SET TASK:
Take every line where the string "Europe" appears and copy it.

▬▬▬

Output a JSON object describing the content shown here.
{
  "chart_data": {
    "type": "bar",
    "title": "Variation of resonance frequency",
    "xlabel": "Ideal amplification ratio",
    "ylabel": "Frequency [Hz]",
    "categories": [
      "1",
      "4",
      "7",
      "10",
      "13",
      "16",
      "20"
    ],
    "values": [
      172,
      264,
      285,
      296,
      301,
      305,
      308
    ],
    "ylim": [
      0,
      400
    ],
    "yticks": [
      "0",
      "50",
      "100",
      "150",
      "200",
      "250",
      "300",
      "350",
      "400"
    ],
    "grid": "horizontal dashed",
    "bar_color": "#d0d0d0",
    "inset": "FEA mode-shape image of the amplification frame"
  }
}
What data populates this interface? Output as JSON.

▬▬▬

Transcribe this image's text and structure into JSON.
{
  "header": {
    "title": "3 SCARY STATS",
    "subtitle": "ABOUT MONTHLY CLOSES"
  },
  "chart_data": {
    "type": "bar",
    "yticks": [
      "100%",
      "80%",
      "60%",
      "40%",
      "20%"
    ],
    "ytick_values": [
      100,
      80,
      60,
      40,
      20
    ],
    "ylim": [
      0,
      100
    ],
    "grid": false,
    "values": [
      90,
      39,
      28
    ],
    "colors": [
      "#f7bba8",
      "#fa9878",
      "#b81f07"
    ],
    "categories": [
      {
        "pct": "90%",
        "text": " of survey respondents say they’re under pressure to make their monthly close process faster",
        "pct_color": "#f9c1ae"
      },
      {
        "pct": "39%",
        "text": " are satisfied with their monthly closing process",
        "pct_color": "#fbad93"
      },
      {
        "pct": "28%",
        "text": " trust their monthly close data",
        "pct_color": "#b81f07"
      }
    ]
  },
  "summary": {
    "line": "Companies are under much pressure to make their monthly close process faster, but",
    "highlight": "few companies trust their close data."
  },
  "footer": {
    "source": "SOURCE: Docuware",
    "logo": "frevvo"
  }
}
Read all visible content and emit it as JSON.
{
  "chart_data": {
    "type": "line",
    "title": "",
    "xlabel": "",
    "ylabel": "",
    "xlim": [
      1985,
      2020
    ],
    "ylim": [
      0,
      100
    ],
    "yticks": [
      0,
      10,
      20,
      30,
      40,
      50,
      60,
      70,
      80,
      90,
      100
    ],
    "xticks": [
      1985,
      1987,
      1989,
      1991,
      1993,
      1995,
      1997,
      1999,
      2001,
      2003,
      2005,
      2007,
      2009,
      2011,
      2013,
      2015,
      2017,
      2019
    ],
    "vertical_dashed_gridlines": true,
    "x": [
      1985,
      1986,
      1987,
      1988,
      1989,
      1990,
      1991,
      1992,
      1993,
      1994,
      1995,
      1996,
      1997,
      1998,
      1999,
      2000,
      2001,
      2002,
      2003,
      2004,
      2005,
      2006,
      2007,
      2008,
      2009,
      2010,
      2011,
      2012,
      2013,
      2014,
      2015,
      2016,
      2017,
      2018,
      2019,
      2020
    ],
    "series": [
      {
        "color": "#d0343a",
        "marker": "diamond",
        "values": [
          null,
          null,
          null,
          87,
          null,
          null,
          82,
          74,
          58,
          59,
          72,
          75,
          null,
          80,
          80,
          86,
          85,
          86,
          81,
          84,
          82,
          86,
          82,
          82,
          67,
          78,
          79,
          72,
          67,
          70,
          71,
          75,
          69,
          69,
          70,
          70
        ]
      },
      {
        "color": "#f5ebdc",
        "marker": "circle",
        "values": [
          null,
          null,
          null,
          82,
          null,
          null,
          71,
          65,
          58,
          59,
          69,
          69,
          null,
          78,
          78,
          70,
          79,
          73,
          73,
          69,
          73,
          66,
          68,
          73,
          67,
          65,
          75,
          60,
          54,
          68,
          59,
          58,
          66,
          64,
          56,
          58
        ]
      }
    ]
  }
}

▬▬▬

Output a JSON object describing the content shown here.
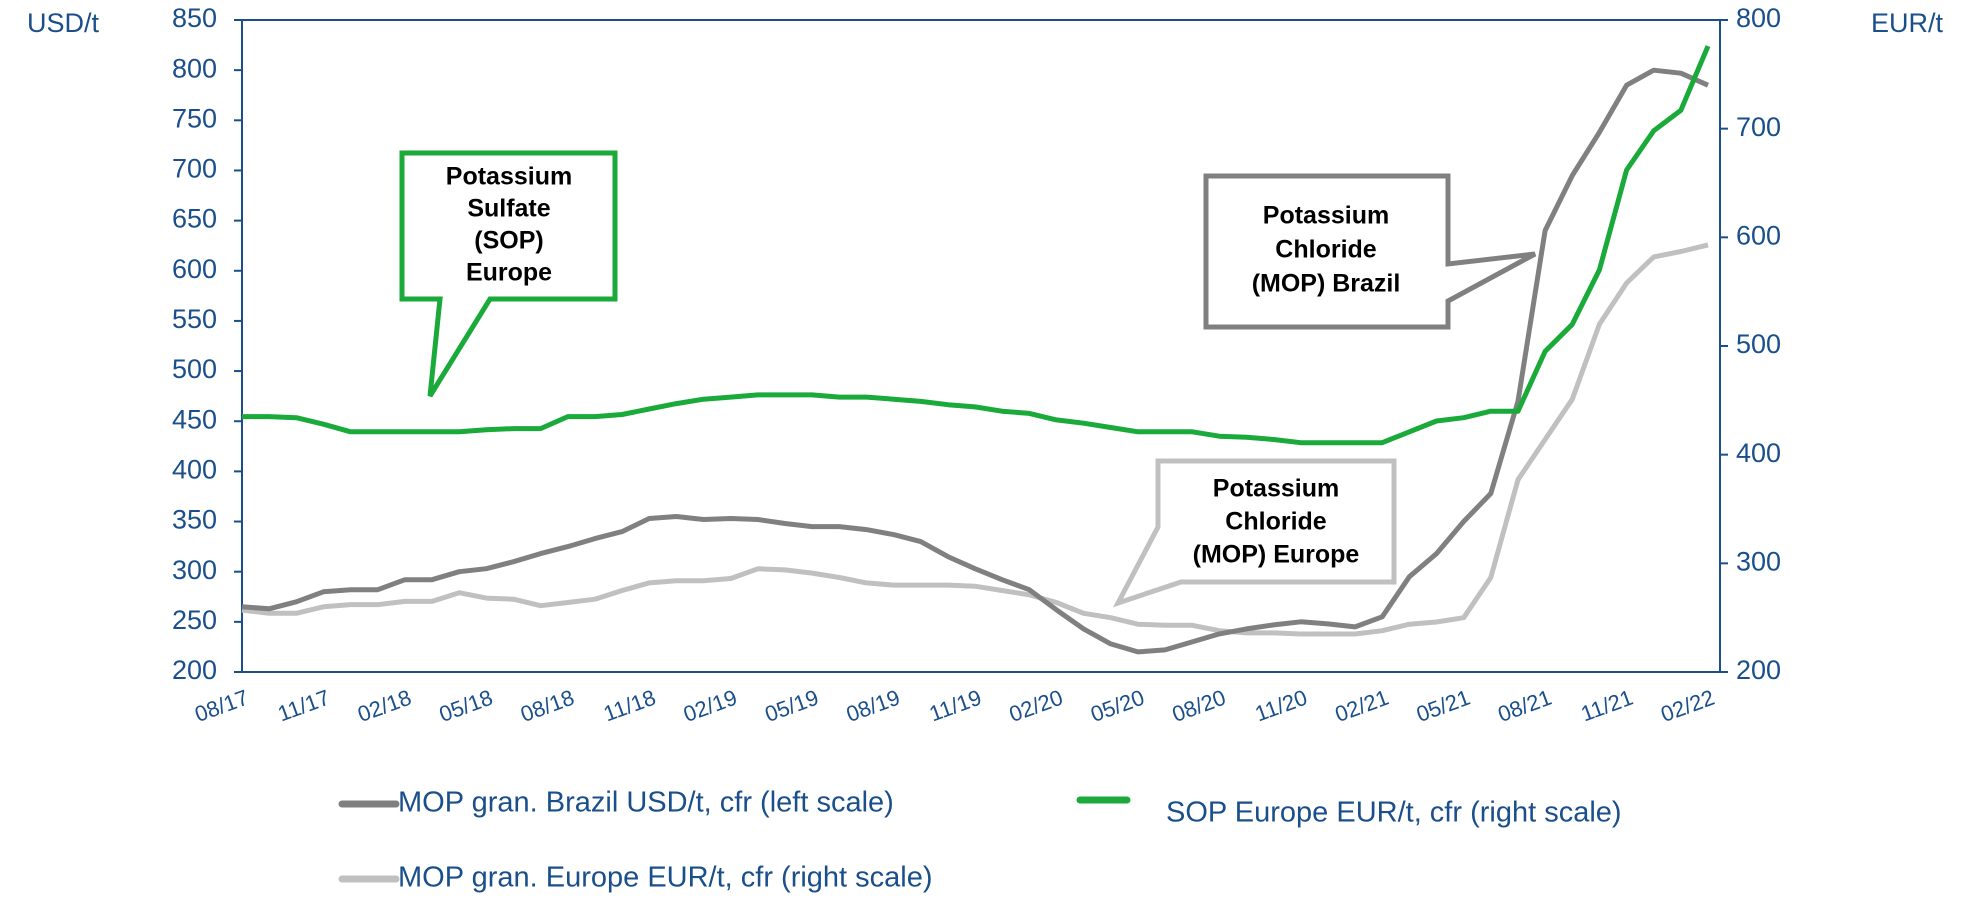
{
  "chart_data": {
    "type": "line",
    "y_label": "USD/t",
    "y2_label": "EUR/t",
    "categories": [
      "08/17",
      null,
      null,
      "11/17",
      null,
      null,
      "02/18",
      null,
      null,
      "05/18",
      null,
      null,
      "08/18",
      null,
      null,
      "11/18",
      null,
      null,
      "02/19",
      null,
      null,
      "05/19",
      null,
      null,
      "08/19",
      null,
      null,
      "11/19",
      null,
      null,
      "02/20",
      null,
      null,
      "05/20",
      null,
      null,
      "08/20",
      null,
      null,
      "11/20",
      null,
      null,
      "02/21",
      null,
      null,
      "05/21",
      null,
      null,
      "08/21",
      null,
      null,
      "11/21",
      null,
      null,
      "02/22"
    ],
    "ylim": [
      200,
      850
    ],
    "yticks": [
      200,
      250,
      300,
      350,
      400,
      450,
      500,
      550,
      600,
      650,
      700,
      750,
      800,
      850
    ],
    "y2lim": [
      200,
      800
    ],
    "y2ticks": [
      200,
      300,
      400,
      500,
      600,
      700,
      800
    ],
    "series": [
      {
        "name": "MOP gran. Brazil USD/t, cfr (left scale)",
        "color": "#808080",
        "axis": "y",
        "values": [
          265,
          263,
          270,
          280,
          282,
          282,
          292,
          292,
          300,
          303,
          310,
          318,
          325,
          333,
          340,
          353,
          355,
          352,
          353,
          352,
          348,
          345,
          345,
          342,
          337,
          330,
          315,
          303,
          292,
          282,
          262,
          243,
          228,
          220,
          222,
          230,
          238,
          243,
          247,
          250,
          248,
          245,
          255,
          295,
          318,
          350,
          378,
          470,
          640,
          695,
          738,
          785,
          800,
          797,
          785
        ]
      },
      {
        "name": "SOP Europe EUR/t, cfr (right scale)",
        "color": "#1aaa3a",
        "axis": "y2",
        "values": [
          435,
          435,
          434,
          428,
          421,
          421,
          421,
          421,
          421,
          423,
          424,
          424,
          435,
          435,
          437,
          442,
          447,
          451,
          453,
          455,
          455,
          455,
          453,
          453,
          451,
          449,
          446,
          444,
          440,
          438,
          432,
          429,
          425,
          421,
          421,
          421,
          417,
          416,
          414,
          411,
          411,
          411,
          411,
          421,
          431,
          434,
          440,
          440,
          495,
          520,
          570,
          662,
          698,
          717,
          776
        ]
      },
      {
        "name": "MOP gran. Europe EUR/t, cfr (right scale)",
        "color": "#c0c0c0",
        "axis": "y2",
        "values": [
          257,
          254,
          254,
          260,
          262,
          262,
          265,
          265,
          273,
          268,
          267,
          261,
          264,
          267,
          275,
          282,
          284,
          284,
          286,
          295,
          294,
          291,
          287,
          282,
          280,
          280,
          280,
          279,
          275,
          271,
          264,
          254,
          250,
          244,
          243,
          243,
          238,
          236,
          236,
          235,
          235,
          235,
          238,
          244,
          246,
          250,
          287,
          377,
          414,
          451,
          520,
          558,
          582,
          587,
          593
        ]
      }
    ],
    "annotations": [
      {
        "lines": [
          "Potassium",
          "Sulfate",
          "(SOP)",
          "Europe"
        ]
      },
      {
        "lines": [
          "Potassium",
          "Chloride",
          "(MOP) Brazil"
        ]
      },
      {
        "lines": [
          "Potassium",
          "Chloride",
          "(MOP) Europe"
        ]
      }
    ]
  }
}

▬▬▬

RESULT OF THE EXERCISE:
        "name": "SOP Europe EUR/t, cfr (right scale)",
        "name": "MOP gran. Europe EUR/t, cfr (right scale)",
          "Europe"
          "(MOP) Europe"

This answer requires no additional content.